## Do this
Scan the data below. Pull out each line where "Sandra" occurs.

++++ Recorded information ++++

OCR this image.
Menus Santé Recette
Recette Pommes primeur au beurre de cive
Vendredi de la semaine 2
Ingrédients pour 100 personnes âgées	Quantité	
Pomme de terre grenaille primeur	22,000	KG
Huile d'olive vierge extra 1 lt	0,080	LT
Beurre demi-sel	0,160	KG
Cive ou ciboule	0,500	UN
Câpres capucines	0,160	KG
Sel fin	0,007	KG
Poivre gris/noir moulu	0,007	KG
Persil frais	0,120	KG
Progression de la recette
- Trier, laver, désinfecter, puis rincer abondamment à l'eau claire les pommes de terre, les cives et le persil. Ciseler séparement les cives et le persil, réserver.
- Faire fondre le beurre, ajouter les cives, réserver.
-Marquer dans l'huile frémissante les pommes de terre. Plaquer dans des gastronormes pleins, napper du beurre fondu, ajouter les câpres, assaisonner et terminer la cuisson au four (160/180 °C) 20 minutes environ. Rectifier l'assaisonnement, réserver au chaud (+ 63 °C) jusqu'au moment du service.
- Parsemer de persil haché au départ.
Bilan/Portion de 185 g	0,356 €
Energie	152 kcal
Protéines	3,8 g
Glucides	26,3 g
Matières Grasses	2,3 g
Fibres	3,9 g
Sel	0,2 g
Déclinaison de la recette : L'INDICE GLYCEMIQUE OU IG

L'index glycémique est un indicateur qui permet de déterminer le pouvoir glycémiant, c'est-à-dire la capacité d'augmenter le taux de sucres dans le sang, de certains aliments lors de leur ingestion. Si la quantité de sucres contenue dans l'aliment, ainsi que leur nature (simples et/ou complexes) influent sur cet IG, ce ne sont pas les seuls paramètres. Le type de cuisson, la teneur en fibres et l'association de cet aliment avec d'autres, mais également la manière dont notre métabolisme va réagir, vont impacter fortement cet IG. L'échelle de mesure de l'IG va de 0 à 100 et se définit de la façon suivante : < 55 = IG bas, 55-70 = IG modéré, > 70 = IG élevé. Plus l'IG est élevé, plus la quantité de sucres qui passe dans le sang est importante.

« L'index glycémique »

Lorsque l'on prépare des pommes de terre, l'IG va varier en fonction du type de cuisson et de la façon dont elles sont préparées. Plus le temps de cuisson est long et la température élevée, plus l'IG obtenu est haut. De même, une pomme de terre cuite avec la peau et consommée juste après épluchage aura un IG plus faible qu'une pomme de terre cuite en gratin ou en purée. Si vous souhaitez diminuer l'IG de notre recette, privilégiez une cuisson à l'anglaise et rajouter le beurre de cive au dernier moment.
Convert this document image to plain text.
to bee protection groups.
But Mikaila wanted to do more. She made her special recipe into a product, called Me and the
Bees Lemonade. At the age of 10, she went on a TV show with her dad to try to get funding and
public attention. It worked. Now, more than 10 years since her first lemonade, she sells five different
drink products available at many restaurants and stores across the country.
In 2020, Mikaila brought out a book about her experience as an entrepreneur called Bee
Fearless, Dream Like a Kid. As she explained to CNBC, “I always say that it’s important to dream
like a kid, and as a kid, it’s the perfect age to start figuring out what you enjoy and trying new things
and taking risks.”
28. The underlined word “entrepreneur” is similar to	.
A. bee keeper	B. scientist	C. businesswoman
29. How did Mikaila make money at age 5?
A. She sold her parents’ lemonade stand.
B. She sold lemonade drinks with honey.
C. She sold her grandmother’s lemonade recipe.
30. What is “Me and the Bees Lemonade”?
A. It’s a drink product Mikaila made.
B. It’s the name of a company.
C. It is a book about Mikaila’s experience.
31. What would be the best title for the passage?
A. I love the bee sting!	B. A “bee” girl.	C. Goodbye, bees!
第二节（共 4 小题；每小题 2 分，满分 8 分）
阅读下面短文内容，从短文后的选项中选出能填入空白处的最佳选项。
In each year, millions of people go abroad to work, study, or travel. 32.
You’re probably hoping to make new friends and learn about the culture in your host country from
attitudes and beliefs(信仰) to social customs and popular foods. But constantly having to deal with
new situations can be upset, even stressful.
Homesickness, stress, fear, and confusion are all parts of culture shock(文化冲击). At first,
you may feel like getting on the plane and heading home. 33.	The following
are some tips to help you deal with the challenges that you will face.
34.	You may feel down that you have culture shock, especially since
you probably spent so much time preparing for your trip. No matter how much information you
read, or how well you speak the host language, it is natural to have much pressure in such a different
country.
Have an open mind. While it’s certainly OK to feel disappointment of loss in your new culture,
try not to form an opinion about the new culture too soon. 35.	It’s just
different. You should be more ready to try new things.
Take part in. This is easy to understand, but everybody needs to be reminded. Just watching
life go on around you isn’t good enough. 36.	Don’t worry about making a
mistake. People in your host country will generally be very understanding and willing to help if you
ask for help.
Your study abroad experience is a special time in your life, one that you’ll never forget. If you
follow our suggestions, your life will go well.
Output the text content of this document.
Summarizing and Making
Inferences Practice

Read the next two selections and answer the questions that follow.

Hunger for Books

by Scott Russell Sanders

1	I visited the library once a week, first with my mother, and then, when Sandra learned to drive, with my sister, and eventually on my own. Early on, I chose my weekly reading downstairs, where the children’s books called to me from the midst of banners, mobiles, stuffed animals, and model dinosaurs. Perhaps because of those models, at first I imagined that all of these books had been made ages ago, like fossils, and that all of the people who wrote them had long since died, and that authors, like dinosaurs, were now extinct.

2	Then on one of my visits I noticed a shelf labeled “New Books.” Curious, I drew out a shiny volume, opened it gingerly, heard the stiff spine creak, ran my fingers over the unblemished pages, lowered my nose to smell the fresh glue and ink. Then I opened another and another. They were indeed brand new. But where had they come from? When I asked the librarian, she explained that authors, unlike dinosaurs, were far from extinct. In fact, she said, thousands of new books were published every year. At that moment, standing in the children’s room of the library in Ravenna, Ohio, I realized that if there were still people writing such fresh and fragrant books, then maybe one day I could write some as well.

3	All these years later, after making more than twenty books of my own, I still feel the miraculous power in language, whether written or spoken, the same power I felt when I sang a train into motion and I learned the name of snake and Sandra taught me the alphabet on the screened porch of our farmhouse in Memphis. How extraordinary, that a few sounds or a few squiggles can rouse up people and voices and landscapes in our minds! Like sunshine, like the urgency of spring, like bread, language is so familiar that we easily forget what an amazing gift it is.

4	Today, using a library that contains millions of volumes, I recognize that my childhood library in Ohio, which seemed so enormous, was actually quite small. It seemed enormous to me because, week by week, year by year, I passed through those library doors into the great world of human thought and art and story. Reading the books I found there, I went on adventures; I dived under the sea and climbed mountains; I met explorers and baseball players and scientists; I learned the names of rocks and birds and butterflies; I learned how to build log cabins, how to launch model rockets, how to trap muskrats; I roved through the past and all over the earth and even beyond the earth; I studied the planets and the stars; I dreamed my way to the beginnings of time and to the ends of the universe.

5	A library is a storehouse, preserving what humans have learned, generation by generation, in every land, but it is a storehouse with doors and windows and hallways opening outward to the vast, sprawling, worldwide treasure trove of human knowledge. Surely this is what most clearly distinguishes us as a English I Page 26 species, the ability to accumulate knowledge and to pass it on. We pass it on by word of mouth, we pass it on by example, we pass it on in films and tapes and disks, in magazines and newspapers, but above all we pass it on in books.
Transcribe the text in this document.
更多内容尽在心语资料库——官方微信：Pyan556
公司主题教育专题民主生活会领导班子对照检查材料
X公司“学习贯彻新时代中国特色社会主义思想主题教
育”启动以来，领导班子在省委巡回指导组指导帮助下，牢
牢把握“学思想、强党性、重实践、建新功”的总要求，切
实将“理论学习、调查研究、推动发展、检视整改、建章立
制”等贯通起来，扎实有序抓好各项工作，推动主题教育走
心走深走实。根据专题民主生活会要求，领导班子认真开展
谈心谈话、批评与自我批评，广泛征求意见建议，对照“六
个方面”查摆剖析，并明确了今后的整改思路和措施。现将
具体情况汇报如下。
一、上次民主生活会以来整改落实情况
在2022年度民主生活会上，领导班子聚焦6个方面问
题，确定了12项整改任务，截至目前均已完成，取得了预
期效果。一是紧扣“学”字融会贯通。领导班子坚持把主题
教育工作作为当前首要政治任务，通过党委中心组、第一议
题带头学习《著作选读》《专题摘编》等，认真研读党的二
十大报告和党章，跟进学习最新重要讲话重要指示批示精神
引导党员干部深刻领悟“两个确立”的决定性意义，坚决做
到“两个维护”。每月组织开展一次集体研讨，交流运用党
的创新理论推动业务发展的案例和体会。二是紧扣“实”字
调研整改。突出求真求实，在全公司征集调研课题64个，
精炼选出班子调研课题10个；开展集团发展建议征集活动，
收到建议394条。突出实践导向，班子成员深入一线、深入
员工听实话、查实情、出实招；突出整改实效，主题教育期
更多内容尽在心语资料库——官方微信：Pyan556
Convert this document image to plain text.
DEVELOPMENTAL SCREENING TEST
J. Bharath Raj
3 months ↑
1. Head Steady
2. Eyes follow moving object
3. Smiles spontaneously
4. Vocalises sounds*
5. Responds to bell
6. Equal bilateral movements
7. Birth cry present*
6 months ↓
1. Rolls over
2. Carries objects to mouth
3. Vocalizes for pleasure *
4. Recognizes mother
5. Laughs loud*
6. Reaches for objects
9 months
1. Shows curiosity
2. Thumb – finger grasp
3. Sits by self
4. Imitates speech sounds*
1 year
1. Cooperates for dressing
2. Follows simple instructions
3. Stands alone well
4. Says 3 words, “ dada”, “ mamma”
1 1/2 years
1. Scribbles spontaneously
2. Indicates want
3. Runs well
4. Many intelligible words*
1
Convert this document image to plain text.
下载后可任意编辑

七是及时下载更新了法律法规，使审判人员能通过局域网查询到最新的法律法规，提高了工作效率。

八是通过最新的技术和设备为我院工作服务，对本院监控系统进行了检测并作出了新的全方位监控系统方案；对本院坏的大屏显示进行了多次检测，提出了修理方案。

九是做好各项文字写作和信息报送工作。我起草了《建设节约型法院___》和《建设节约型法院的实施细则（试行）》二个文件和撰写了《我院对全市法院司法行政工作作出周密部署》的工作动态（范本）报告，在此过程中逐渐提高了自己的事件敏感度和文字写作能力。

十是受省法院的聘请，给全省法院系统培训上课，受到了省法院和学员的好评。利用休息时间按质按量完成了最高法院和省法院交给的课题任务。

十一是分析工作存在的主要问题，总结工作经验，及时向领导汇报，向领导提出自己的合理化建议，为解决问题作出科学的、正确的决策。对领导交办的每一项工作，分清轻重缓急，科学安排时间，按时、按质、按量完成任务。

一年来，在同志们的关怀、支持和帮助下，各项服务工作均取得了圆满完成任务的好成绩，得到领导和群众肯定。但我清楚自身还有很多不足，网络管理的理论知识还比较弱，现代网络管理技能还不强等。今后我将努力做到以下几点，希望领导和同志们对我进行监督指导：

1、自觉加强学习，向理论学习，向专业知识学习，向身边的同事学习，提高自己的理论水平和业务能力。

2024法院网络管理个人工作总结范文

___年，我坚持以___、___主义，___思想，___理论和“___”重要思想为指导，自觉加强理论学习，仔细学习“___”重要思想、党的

++++

## Answer to the task
1	I visited the library once a week, first with my mother, and then, when Sandra learned to drive, with my sister, and eventually on my own. Early on, I chose my weekly reading downstairs, where the children’s books called to me from the midst of banners, mobiles, stuffed animals, and model dinosaurs. Perhaps because of those models, at first I imagined that all of these books had been made ages ago, like fossils, and that all of the people who wrote them had long since died, and that authors, like dinosaurs, were now extinct.
3	All these years later, after making more than twenty books of my own, I still feel the miraculous power in language, whether written or spoken, the same power I felt when I sang a train into motion and I learned the name of snake and Sandra taught me the alphabet on the screened porch of our farmhouse in Memphis. How extraordinary, that a few sounds or a few squiggles can rouse up people and voices and landscapes in our minds! Like sunshine, like the urgency of spring, like bread, language is so familiar that we easily forget what an amazing gift it is.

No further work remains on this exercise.